- Instruction -
Set down each line of the data below exactly as it stands, dropping the pictures.

- Records supplied -
◇ ◇ ◇ ◇ ◇ ◇ ◇
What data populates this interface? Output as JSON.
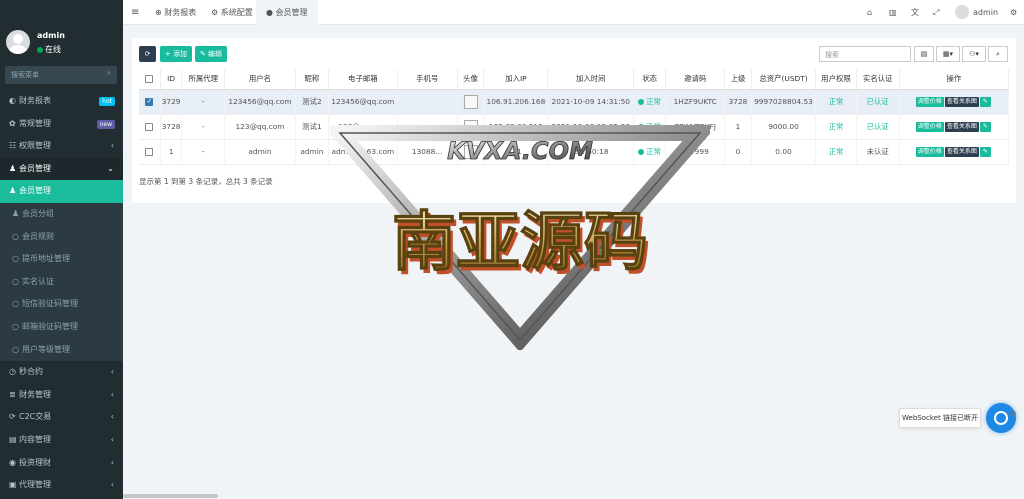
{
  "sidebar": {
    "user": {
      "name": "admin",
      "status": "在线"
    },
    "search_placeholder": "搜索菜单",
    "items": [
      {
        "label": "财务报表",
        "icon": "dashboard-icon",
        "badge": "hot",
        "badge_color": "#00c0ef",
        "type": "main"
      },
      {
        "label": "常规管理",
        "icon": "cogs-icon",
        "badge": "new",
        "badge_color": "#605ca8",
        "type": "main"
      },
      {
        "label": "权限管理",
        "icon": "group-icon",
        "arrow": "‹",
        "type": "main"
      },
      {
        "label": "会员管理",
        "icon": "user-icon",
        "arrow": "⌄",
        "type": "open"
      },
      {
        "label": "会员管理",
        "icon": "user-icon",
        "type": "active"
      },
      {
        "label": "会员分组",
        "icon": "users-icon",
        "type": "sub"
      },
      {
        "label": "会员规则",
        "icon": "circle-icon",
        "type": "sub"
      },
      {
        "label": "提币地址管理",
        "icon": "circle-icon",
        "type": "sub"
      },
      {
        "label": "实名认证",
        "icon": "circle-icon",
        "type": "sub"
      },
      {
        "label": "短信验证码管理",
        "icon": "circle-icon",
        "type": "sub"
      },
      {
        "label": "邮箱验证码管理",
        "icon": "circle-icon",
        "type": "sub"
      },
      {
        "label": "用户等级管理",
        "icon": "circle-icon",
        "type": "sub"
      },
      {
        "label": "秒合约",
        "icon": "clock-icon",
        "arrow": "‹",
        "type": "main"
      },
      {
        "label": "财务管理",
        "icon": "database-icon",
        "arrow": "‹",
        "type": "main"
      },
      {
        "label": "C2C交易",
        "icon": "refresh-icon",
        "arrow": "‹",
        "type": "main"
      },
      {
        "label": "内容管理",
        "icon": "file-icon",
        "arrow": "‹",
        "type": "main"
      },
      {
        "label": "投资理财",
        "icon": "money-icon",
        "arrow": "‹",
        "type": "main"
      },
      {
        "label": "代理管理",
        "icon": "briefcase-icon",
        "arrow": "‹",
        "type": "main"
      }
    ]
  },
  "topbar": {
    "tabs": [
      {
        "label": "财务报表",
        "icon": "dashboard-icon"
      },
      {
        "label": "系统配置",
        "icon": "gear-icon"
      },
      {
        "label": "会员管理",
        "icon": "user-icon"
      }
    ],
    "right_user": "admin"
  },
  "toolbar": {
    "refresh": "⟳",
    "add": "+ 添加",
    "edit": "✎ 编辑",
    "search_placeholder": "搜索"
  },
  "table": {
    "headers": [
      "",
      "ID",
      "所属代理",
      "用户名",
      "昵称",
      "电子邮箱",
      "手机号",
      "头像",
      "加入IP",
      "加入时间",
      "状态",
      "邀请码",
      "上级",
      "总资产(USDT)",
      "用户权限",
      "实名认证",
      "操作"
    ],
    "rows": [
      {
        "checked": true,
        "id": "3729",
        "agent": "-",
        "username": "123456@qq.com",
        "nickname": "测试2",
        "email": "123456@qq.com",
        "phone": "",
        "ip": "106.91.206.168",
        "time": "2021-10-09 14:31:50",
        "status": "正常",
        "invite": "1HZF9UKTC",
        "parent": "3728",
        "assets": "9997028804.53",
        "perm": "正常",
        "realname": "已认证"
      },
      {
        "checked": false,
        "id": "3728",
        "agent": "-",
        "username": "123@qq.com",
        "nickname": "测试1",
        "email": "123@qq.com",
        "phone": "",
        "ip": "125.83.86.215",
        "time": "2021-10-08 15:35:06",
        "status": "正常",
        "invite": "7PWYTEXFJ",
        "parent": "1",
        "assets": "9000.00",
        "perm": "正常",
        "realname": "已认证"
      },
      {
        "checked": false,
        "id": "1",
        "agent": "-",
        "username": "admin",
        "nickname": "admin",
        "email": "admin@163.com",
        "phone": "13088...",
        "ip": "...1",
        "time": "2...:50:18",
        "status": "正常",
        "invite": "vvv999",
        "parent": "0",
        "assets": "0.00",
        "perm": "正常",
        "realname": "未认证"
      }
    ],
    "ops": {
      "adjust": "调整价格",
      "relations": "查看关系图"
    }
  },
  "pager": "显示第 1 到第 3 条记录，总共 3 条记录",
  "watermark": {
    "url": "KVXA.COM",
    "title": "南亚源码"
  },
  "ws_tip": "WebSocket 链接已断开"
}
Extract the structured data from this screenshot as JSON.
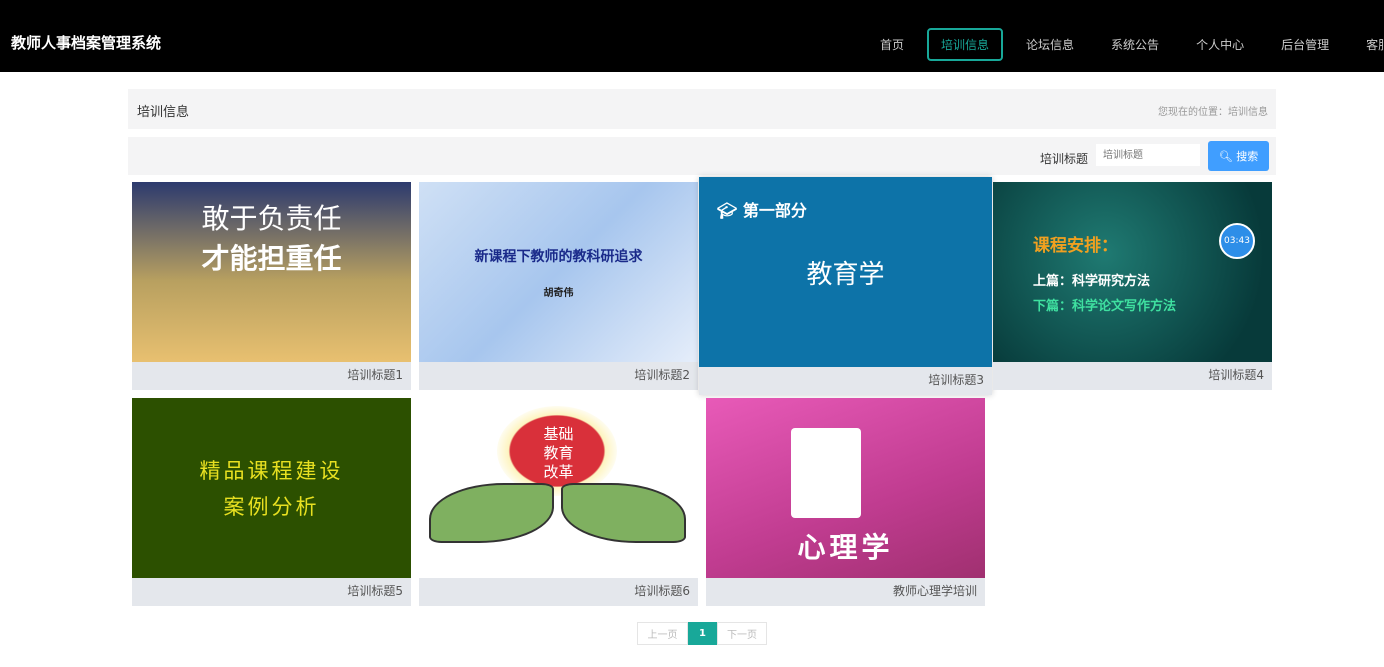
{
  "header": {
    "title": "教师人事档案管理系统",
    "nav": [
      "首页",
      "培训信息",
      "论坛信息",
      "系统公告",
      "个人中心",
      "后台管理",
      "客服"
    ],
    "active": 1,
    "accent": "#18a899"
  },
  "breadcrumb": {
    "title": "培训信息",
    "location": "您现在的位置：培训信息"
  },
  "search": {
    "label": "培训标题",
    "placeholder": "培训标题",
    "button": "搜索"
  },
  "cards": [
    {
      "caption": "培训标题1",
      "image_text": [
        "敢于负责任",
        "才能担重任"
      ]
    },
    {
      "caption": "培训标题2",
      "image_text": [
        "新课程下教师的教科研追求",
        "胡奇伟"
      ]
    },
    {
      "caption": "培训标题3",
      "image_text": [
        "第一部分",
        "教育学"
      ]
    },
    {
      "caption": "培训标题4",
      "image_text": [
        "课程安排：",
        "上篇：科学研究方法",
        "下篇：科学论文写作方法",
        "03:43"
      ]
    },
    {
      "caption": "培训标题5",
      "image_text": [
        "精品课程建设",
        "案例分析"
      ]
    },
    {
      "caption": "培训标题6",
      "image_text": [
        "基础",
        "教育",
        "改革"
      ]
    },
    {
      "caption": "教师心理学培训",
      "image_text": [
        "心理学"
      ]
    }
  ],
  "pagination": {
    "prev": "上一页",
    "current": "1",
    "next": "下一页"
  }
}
◇ ◇ ◇ ◇ ◇ ◇ ◇
- Response for this exercise -
What data populates this interface? Output as JSON.
{
  "sidebar": {
    "user": {
      "name": "admin",
      "status": "在线"
    },
    "search_placeholder": "搜索菜单",
    "items": [
      {
        "label": "财务报表",
        "icon": "dashboard-icon",
        "badge": "hot",
        "badge_color": "#00c0ef",
        "type": "main"
      },
      {
        "label": "常规管理",
        "icon": "cogs-icon",
        "badge": "new",
        "badge_color": "#605ca8",
        "type": "main"
      },
      {
        "label": "权限管理",
        "icon": "group-icon",
        "arrow": "‹",
        "type": "main"
      },
      {
        "label": "会员管理",
        "icon": "user-icon",
        "arrow": "⌄",
        "type": "open"
      },
      {
        "label": "会员管理",
        "icon": "user-icon",
        "type": "active"
      },
      {
        "label": "会员分组",
        "icon": "users-icon",
        "type": "sub"
      },
      {
        "label": "会员规则",
        "icon": "circle-icon",
        "type": "sub"
      },
      {
        "label": "提币地址管理",
        "icon": "circle-icon",
        "type": "sub"
      },
      {
        "label": "实名认证",
        "icon": "circle-icon",
        "type": "sub"
      },
      {
        "label": "短信验证码管理",
        "icon": "circle-icon",
        "type": "sub"
      },
      {
        "label": "邮箱验证码管理",
        "icon": "circle-icon",
        "type": "sub"
      },
      {
        "label": "用户等级管理",
        "icon": "circle-icon",
        "type": "sub"
      },
      {
        "label": "秒合约",
        "icon": "clock-icon",
        "arrow": "‹",
        "type": "main"
      },
      {
        "label": "财务管理",
        "icon": "database-icon",
        "arrow": "‹",
        "type": "main"
      },
      {
        "label": "C2C交易",
        "icon": "refresh-icon",
        "arrow": "‹",
        "type": "main"
      },
      {
        "label": "内容管理",
        "icon": "file-icon",
        "arrow": "‹",
        "type": "main"
      },
      {
        "label": "投资理财",
        "icon": "money-icon",
        "arrow": "‹",
        "type": "main"
      },
      {
        "label": "代理管理",
        "icon": "briefcase-icon",
        "arrow": "‹",
        "type": "main"
      }
    ]
  },
  "topbar": {
    "tabs": [
      {
        "label": "财务报表",
        "icon": "dashboard-icon"
      },
      {
        "label": "系统配置",
        "icon": "gear-icon"
      },
      {
        "label": "会员管理",
        "icon": "user-icon"
      }
    ],
    "right_user": "admin"
  },
  "toolbar": {
    "refresh": "⟳",
    "add": "+ 添加",
    "edit": "✎ 编辑",
    "search_placeholder": "搜索"
  },
  "table": {
    "headers": [
      "",
      "ID",
      "所属代理",
      "用户名",
      "昵称",
      "电子邮箱",
      "手机号",
      "头像",
      "加入IP",
      "加入时间",
      "状态",
      "邀请码",
      "上级",
      "总资产(USDT)",
      "用户权限",
      "实名认证",
      "操作"
    ],
    "rows": [
      {
        "checked": true,
        "id": "3729",
        "agent": "-",
        "username": "123456@qq.com",
        "nickname": "测试2",
        "email": "123456@qq.com",
        "phone": "",
        "ip": "106.91.206.168",
        "time": "2021-10-09 14:31:50",
        "status": "正常",
        "invite": "1HZF9UKTC",
        "parent": "3728",
        "assets": "9997028804.53",
        "perm": "正常",
        "realname": "已认证"
      },
      {
        "checked": false,
        "id": "3728",
        "agent": "-",
        "username": "123@qq.com",
        "nickname": "测试1",
        "email": "123@qq.com",
        "phone": "",
        "ip": "125.83.86.215",
        "time": "2021-10-08 15:35:06",
        "status": "正常",
        "invite": "7PWYTEXFJ",
        "parent": "1",
        "assets": "9000.00",
        "perm": "正常",
        "realname": "已认证"
      },
      {
        "checked": false,
        "id": "1",
        "agent": "-",
        "username": "admin",
        "nickname": "admin",
        "email": "admin@163.com",
        "phone": "13088...",
        "ip": "...1",
        "time": "2...:50:18",
        "status": "正常",
        "invite": "vvv999",
        "parent": "0",
        "assets": "0.00",
        "perm": "正常",
        "realname": "未认证"
      }
    ],
    "ops": {
      "adjust": "调整价格",
      "relations": "查看关系图"
    }
  },
  "pager": "显示第 1 到第 3 条记录，总共 3 条记录",
  "watermark": {
    "url": "KVXA.COM",
    "title": "南亚源码"
  },
  "ws_tip": "WebSocket 链接已断开"
}
Extract the structured data from this screenshot as JSON.
{
  "header": {
    "title": "教师人事档案管理系统",
    "nav": [
      "首页",
      "培训信息",
      "论坛信息",
      "系统公告",
      "个人中心",
      "后台管理",
      "客服"
    ],
    "active": 1,
    "accent": "#18a899"
  },
  "breadcrumb": {
    "title": "培训信息",
    "location": "您现在的位置：培训信息"
  },
  "search": {
    "label": "培训标题",
    "placeholder": "培训标题",
    "button": "搜索"
  },
  "cards": [
    {
      "caption": "培训标题1",
      "image_text": [
        "敢于负责任",
        "才能担重任"
      ]
    },
    {
      "caption": "培训标题2",
      "image_text": [
        "新课程下教师的教科研追求",
        "胡奇伟"
      ]
    },
    {
      "caption": "培训标题3",
      "image_text": [
        "第一部分",
        "教育学"
      ]
    },
    {
      "caption": "培训标题4",
      "image_text": [
        "课程安排：",
        "上篇：科学研究方法",
        "下篇：科学论文写作方法",
        "03:43"
      ]
    },
    {
      "caption": "培训标题5",
      "image_text": [
        "精品课程建设",
        "案例分析"
      ]
    },
    {
      "caption": "培训标题6",
      "image_text": [
        "基础",
        "教育",
        "改革"
      ]
    },
    {
      "caption": "教师心理学培训",
      "image_text": [
        "心理学"
      ]
    }
  ],
  "pagination": {
    "prev": "上一页",
    "current": "1",
    "next": "下一页"
  }
}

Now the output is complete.